= WHAT YOU NEED TO DO =
Using the data below, copy every line that contains the word "ring".

Records from a collection
-----

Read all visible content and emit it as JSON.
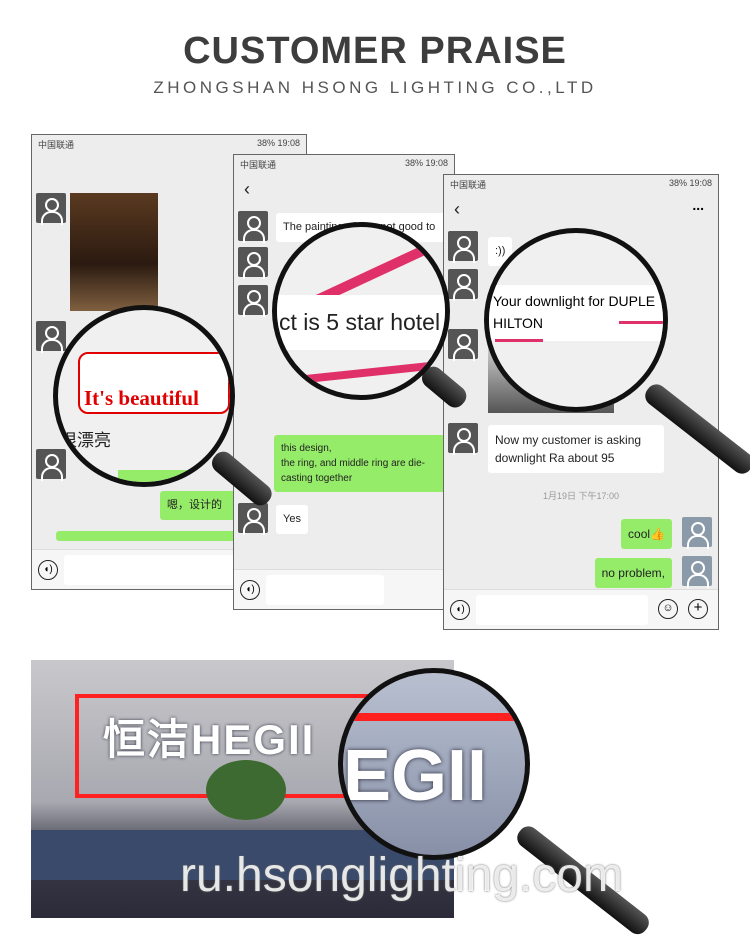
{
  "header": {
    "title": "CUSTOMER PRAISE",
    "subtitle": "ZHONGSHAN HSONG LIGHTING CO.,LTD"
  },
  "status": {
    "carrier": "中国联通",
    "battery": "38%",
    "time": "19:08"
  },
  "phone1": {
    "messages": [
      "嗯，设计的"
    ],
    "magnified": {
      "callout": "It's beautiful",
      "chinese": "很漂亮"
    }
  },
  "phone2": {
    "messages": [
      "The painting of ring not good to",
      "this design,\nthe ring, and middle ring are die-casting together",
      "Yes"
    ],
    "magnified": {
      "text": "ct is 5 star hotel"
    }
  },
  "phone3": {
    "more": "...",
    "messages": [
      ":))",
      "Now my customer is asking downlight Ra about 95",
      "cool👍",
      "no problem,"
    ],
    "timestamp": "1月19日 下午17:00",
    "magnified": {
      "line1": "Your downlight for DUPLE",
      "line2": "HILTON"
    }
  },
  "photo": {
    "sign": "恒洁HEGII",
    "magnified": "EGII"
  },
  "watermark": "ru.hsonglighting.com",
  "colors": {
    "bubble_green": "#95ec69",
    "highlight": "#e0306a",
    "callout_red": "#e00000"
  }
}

-----

= FINISHED ANSWER =
      "The painting of ring not good to",
      "this design,\nthe ring, and middle ring are die-casting together",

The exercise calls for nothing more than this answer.